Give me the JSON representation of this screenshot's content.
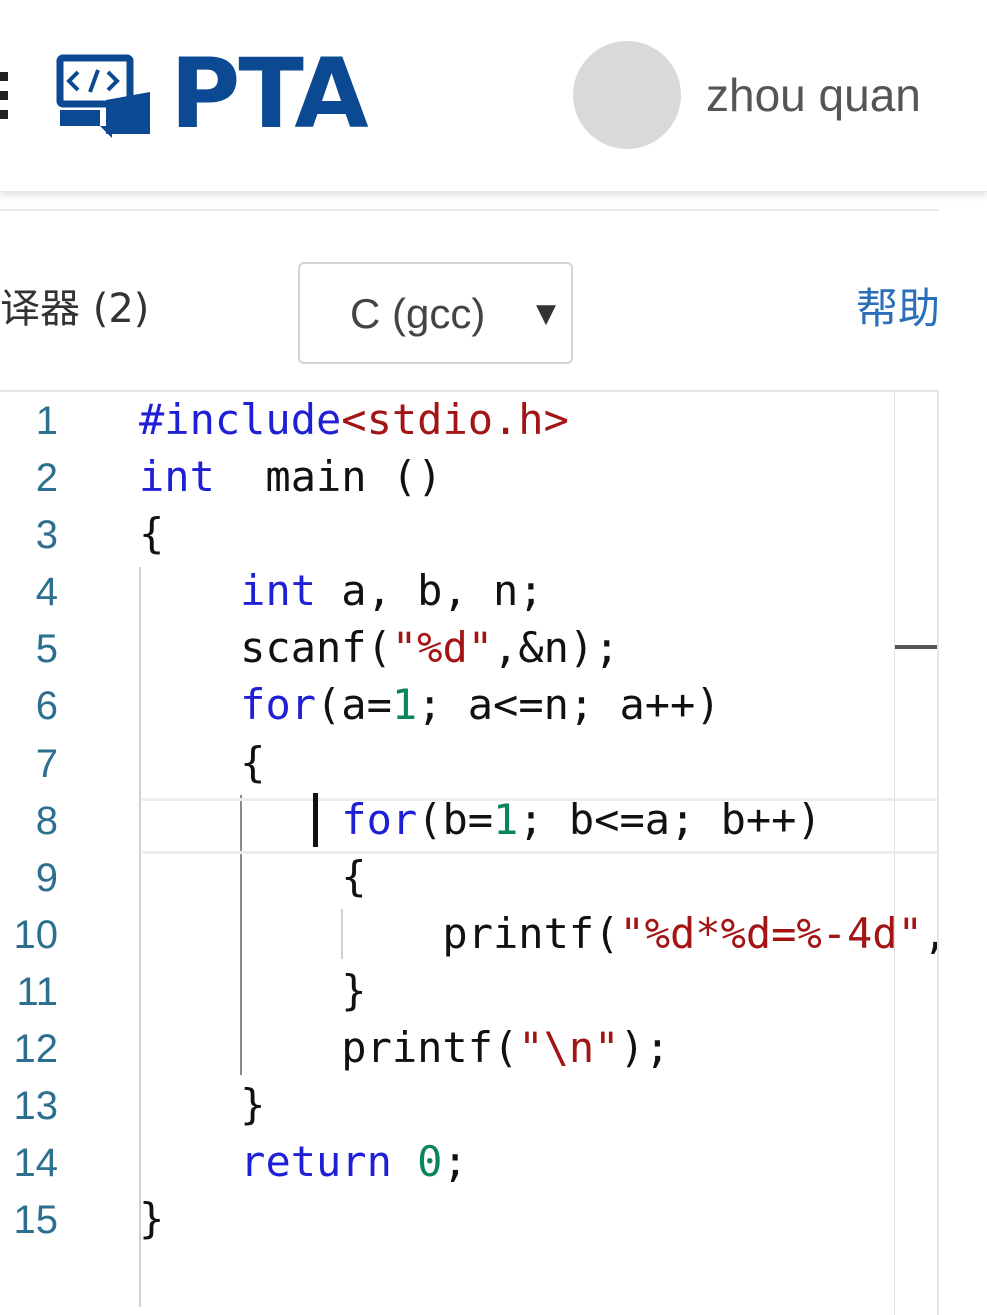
{
  "header": {
    "logo_text": "PTA",
    "logo_icon": "code-bracket-icon",
    "username": "zhou quan",
    "brand_color": "#0b4a92"
  },
  "toolbar": {
    "compiler_label": "译器 (2)",
    "language_selected": "C (gcc)",
    "help_label": "帮助"
  },
  "editor": {
    "line_numbers": [
      "1",
      "2",
      "3",
      "4",
      "5",
      "6",
      "7",
      "8",
      "9",
      "10",
      "11",
      "12",
      "13",
      "14",
      "15"
    ],
    "active_line": 8,
    "lines": [
      [
        [
          "kw",
          "#include"
        ],
        [
          "str",
          "<stdio.h>"
        ]
      ],
      [
        [
          "kw",
          "int"
        ],
        [
          "",
          "  main ()"
        ]
      ],
      [
        [
          "",
          "{"
        ]
      ],
      [
        [
          "",
          "    "
        ],
        [
          "kw",
          "int"
        ],
        [
          "",
          " a, b, n;"
        ]
      ],
      [
        [
          "",
          "    scanf("
        ],
        [
          "str",
          "\"%d\""
        ],
        [
          "",
          ",&n);"
        ]
      ],
      [
        [
          "",
          "    "
        ],
        [
          "kw",
          "for"
        ],
        [
          "",
          "(a="
        ],
        [
          "num",
          "1"
        ],
        [
          "",
          "; a<=n; a++)"
        ]
      ],
      [
        [
          "",
          "    {"
        ]
      ],
      [
        [
          "",
          "        "
        ],
        [
          "kw",
          "for"
        ],
        [
          "",
          "(b="
        ],
        [
          "num",
          "1"
        ],
        [
          "",
          "; b<=a; b++)"
        ]
      ],
      [
        [
          "",
          "        {"
        ]
      ],
      [
        [
          "",
          "            printf("
        ],
        [
          "str",
          "\"%d*%d=%-4d\""
        ],
        [
          "",
          ","
        ]
      ],
      [
        [
          "",
          "        }"
        ]
      ],
      [
        [
          "",
          "        printf("
        ],
        [
          "str",
          "\"\\n\""
        ],
        [
          "",
          ");"
        ]
      ],
      [
        [
          "",
          "    }"
        ]
      ],
      [
        [
          "",
          "    "
        ],
        [
          "kw",
          "return"
        ],
        [
          "",
          " "
        ],
        [
          "num",
          "0"
        ],
        [
          "",
          ";"
        ]
      ],
      [
        [
          "",
          "}"
        ]
      ]
    ]
  }
}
+ + + + +
- **Your goal**
Leaving the pictures aside, transcribe the entire listing exactly.

- **Response to the exercise**
Give me the JSON representation of this screenshot's content.
{
  "header": {
    "logo_text": "PTA",
    "logo_icon": "code-bracket-icon",
    "username": "zhou quan",
    "brand_color": "#0b4a92"
  },
  "toolbar": {
    "compiler_label": "译器 (2)",
    "language_selected": "C (gcc)",
    "help_label": "帮助"
  },
  "editor": {
    "line_numbers": [
      "1",
      "2",
      "3",
      "4",
      "5",
      "6",
      "7",
      "8",
      "9",
      "10",
      "11",
      "12",
      "13",
      "14",
      "15"
    ],
    "active_line": 8,
    "lines": [
      [
        [
          "kw",
          "#include"
        ],
        [
          "str",
          "<stdio.h>"
        ]
      ],
      [
        [
          "kw",
          "int"
        ],
        [
          "",
          "  main ()"
        ]
      ],
      [
        [
          "",
          "{"
        ]
      ],
      [
        [
          "",
          "    "
        ],
        [
          "kw",
          "int"
        ],
        [
          "",
          " a, b, n;"
        ]
      ],
      [
        [
          "",
          "    scanf("
        ],
        [
          "str",
          "\"%d\""
        ],
        [
          "",
          ",&n);"
        ]
      ],
      [
        [
          "",
          "    "
        ],
        [
          "kw",
          "for"
        ],
        [
          "",
          "(a="
        ],
        [
          "num",
          "1"
        ],
        [
          "",
          "; a<=n; a++)"
        ]
      ],
      [
        [
          "",
          "    {"
        ]
      ],
      [
        [
          "",
          "        "
        ],
        [
          "kw",
          "for"
        ],
        [
          "",
          "(b="
        ],
        [
          "num",
          "1"
        ],
        [
          "",
          "; b<=a; b++)"
        ]
      ],
      [
        [
          "",
          "        {"
        ]
      ],
      [
        [
          "",
          "            printf("
        ],
        [
          "str",
          "\"%d*%d=%-4d\""
        ],
        [
          "",
          ","
        ]
      ],
      [
        [
          "",
          "        }"
        ]
      ],
      [
        [
          "",
          "        printf("
        ],
        [
          "str",
          "\"\\n\""
        ],
        [
          "",
          ");"
        ]
      ],
      [
        [
          "",
          "    }"
        ]
      ],
      [
        [
          "",
          "    "
        ],
        [
          "kw",
          "return"
        ],
        [
          "",
          " "
        ],
        [
          "num",
          "0"
        ],
        [
          "",
          ";"
        ]
      ],
      [
        [
          "",
          "}"
        ]
      ]
    ]
  }
}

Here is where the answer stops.